## BEGIN
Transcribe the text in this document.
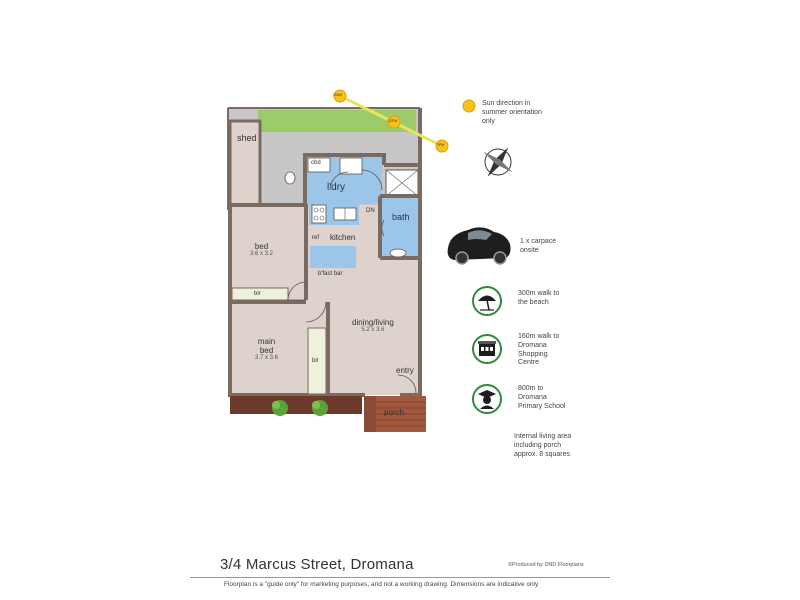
shed
cbd
l'dry
DN
bath
ref kitchen
b'fast bar
bed
3.6 x 3.2
bir
main
bed
3.7 x 3.6	bir
dining/living
5.2 x 3.6
entry
porch
12AM
12PM
3PM
Sun direction in
summer orientation
only
1 x carpace
onsite
300m walk to
the beach
160m walk to
Dromana
Shopping
Centre
800m to
Dromana
Primary School
Internal living area
including porch
approx. 8 squares
3/4 Marcus Street, Dromana	©Produced by DND Floorplans
Floorplan is a "guide only" for marketing purposes, and not a working drawing. Dimensions are indicative only
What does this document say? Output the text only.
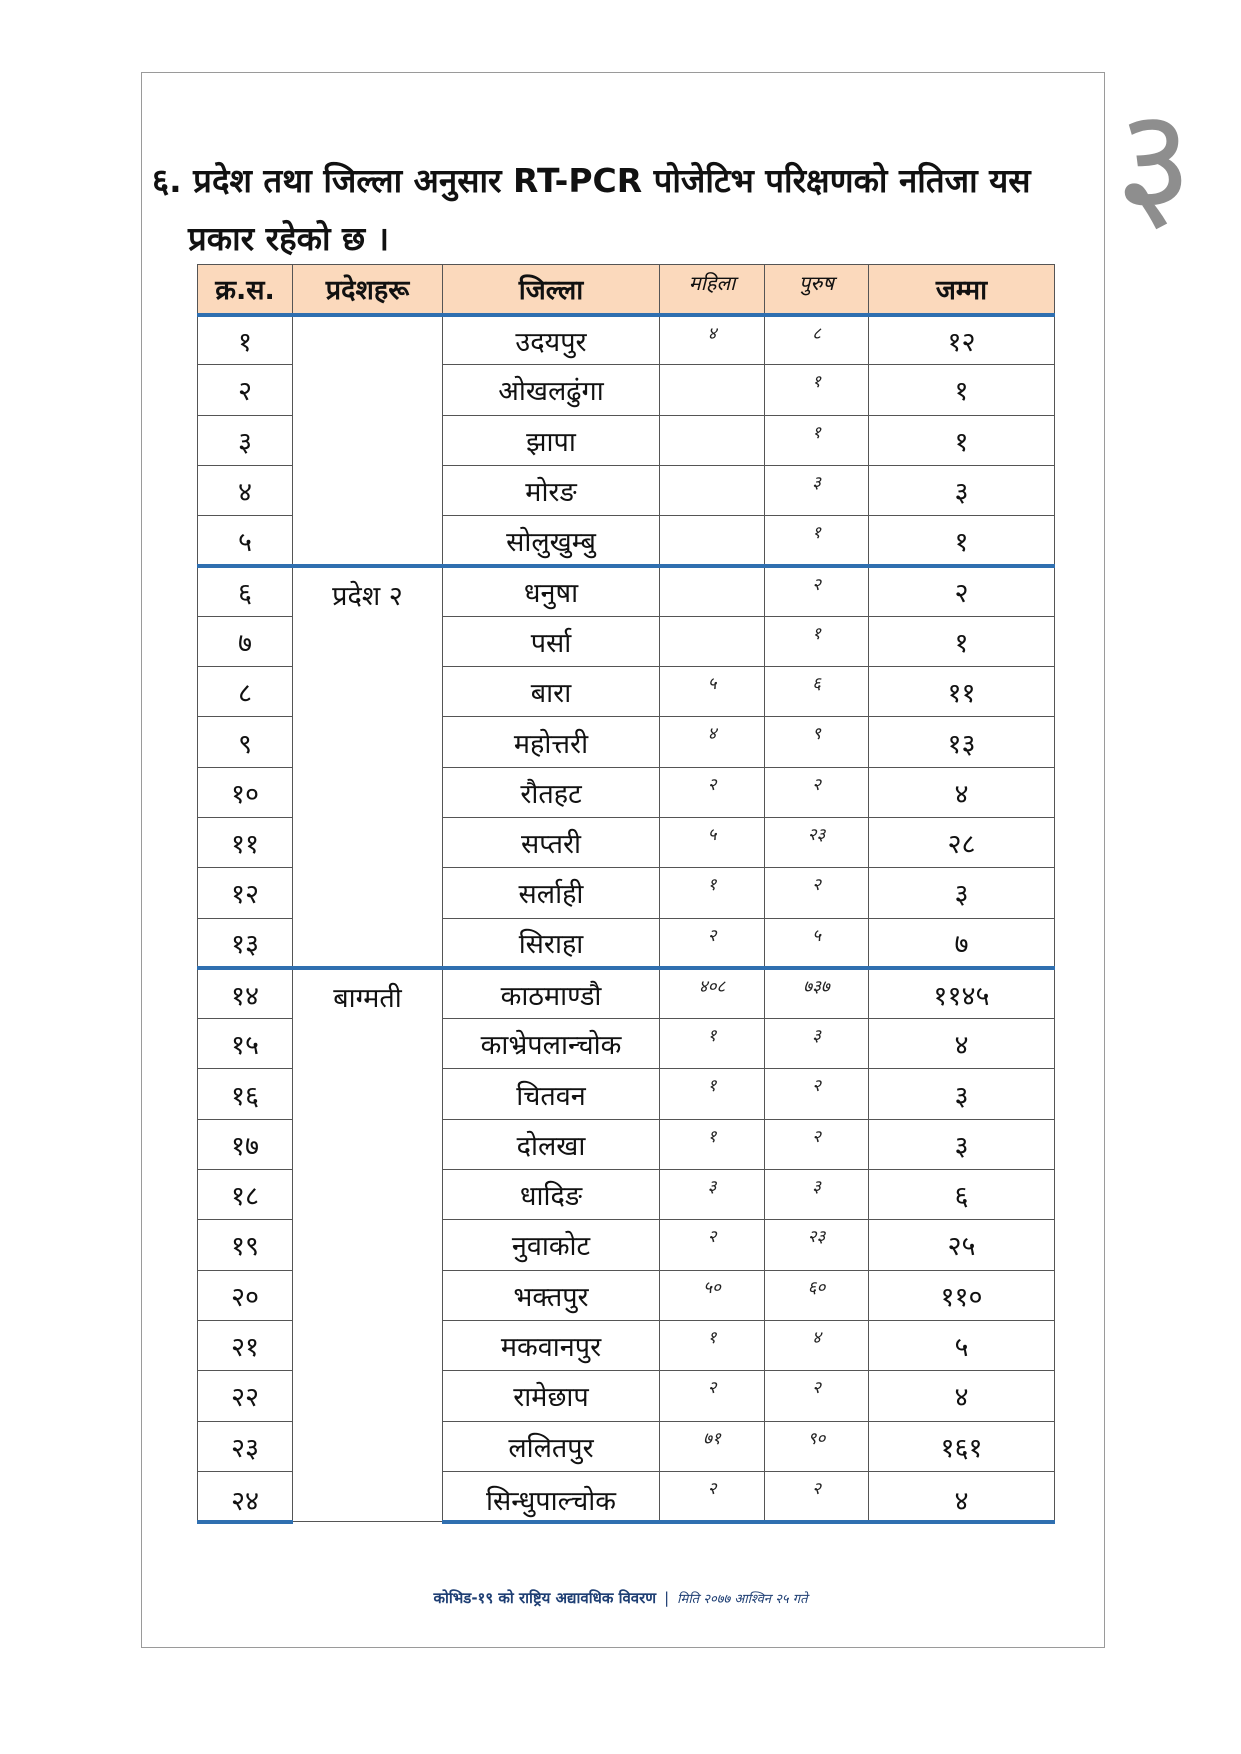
३
६. प्रदेश तथा जिल्ला अनुसार RT-PCR पोजेटिभ परिक्षणको नतिजा यस
प्रकार रहेको छ ।
क्र.स.	प्रदेशहरू	जिल्ला	महिला	पुरुष	जम्मा
१		उदयपुर	४	८	१२
२		ओखलढुंगा		१	१
३		झापा		१	१
४		मोरङ		३	३
५		सोलुखुम्बु		१	१
६	प्रदेश २	धनुषा		२	२
७		पर्सा		१	१
८		बारा	५	६	११
९		महोत्तरी	४	९	१३
१०		रौतहट	२	२	४
११		सप्तरी	५	२३	२८
१२		सर्लाही	१	२	३
१३		सिराहा	२	५	७
१४	बाग्मती	काठमाण्डौ	४०८	७३७	११४५
१५		काभ्रेपलान्चोक	१	३	४
१६		चितवन	१	२	३
१७		दोलखा	१	२	३
१८		धादिङ	३	३	६
१९		नुवाकोट	२	२३	२५
२०		भक्तपुर	५०	६०	११०
२१		मकवानपुर	१	४	५
२२		रामेछाप	२	२	४
२३		ललितपुर	७१	९०	१६१
२४		सिन्धुपाल्चोक	२	२	४
कोभिड-१९ को राष्ट्रिय अद्यावधिक विवरण | मिति २०७७ आश्विन २५ गते
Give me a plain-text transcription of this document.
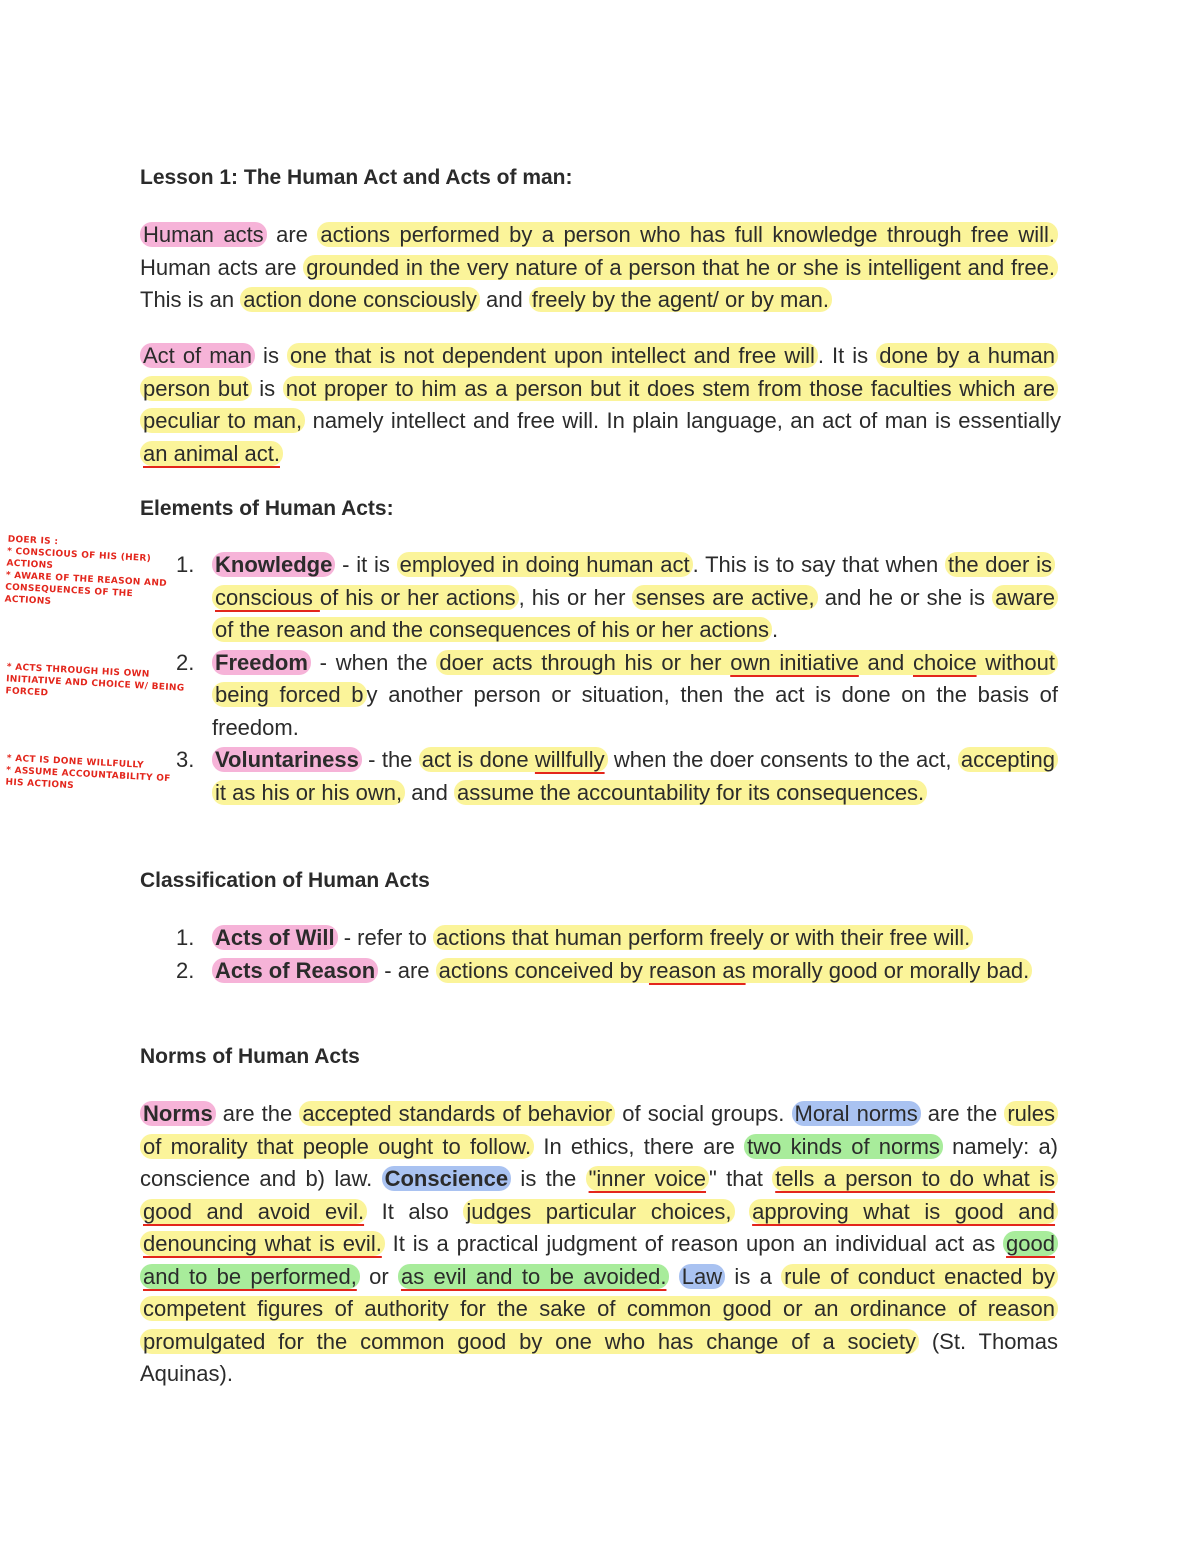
Lesson 1: The Human Act and Acts of man:

Human acts are actions performed by a person who has full knowledge through free will. Human acts are grounded in the very nature of a person that he or she is intelligent and free. This is an action done consciously and freely by the agent/ or by man.

Act of man is one that is not dependent upon intellect and free will . It is done by a human person but is not proper to him as a person but it does stem from those faculties which are peculiar to man, namely intellect and free will. In plain language, an act of man is essentially an animal act.

Elements of Human Acts:
1. Knowledge - it is employed in doing human act . This is to say that when the doer is conscious of his or her actions , his or her senses are active, and he or she is aware of the reason and the consequences of his or her actions .
2. Freedom - when the doer acts through his or her own initiative and choice without being forced b y another person or situation, then the act is done on the basis of freedom.
3. Voluntariness - the act is done willfully when the doer consents to the act, accepting it as his or his own, and assume the accountability for its consequences.
Classification of Human Acts
1. Acts of Will - refer to actions that human perform freely or with their free will.
2. Acts of Reason - are actions conceived by reason as morally good or morally bad.
Norms of Human Acts

Norms are the accepted standards of behavior of social groups. Moral norms are the rules of morality that people ought to follow. In ethics, there are two kinds of norms namely: a) conscience and b) law. Conscience is the "inner voice " that tells a person to do what is good and avoid evil. It also judges particular choices, approving what is good and denouncing what is evil. It is a practical judgment of reason upon an individual act as good and to be performed, or as evil and to be avoided. Law is a rule of conduct enacted by competent figures of authority for the sake of common good or an ordinance of reason promulgated for the common good by one who has change of a society (St. Thomas Aquinas).

DOER IS :
* CONSCIOUS OF HIS (HER) ACTIONS
* AWARE OF THE REASON AND CONSEQUENCES OF THE ACTIONS
* ACTS THROUGH HIS OWN INITIATIVE AND CHOICE W/ BEING FORCED
* ACT IS DONE WILLFULLY
* ASSUME ACCOUNTABILITY OF HIS ACTIONS
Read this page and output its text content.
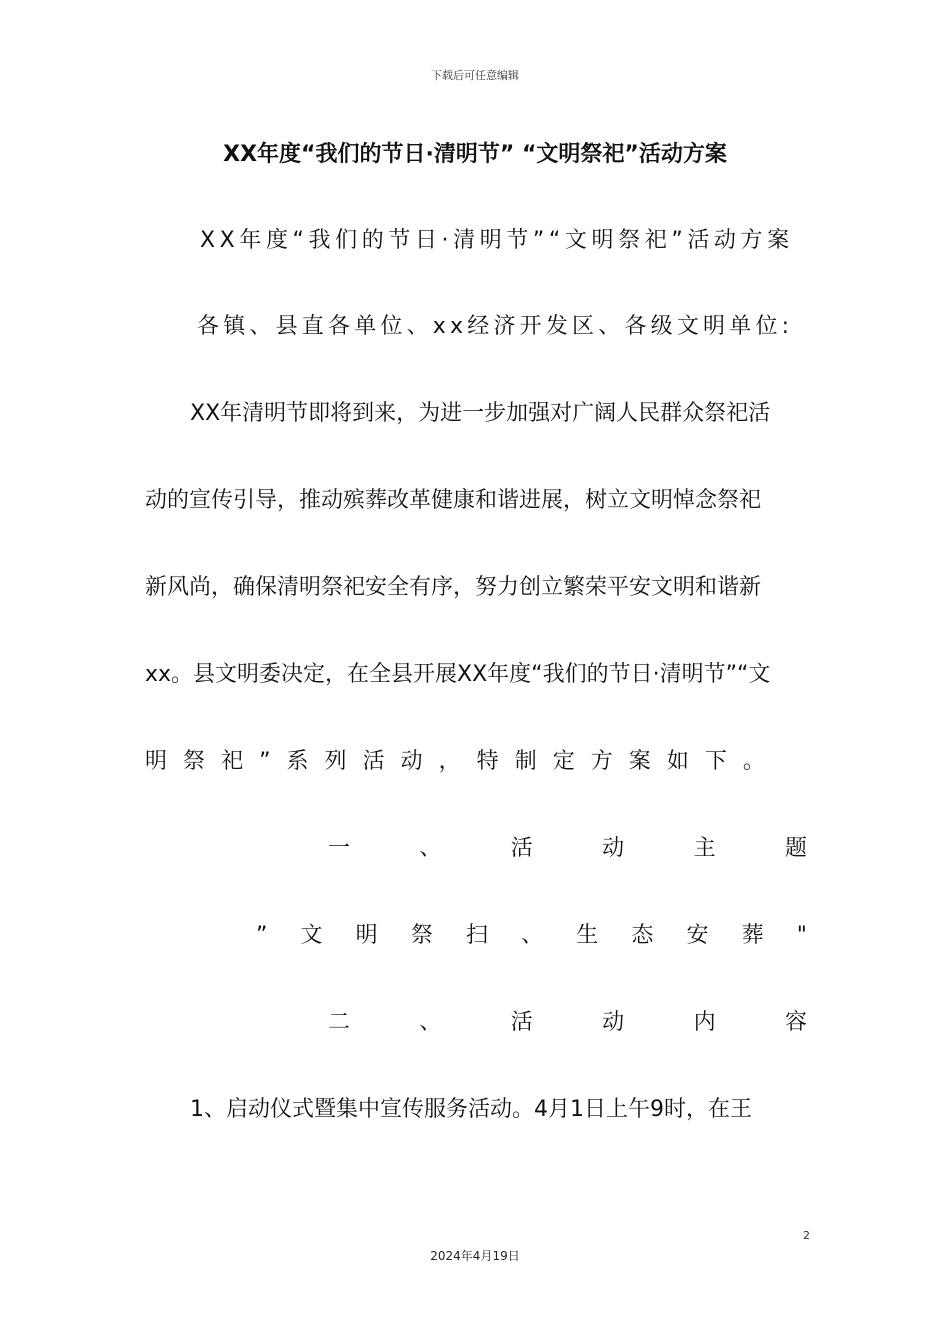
下载后可任意编辑
XX年度“我们的节日·清明节” “文明祭祀”活动方案
XX年度“我们的节日·清明节”“文明祭祀”活动方案
各镇、县直各单位、xx经济开发区、各级文明单位:
XX年清明节即将到来，为进一步加强对广阔人民群众祭祀活
动的宣传引导，推动殡葬改革健康和谐进展，树立文明悼念祭祀
新风尚，确保清明祭祀安全有序，努力创立繁荣平安文明和谐新
xx。县文明委决定，在全县开展XX年度“我们的节日·清明节”“文
明 祭 祀 ” 系 列 活 动 ， 特 制 定 方 案 如 下 。
一	、	活	动	主	题
” 文 明 祭 扫 、 生 态 安 葬 "
二	、	活	动	内	容
1、启动仪式暨集中宣传服务活动。4月1日上午9时，在王
2
2024年4月19日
## END
### TASK PROMPT
Give only the number of lines in the data that hold the word "when".

### RESULT FOR THIS EXERCISE
3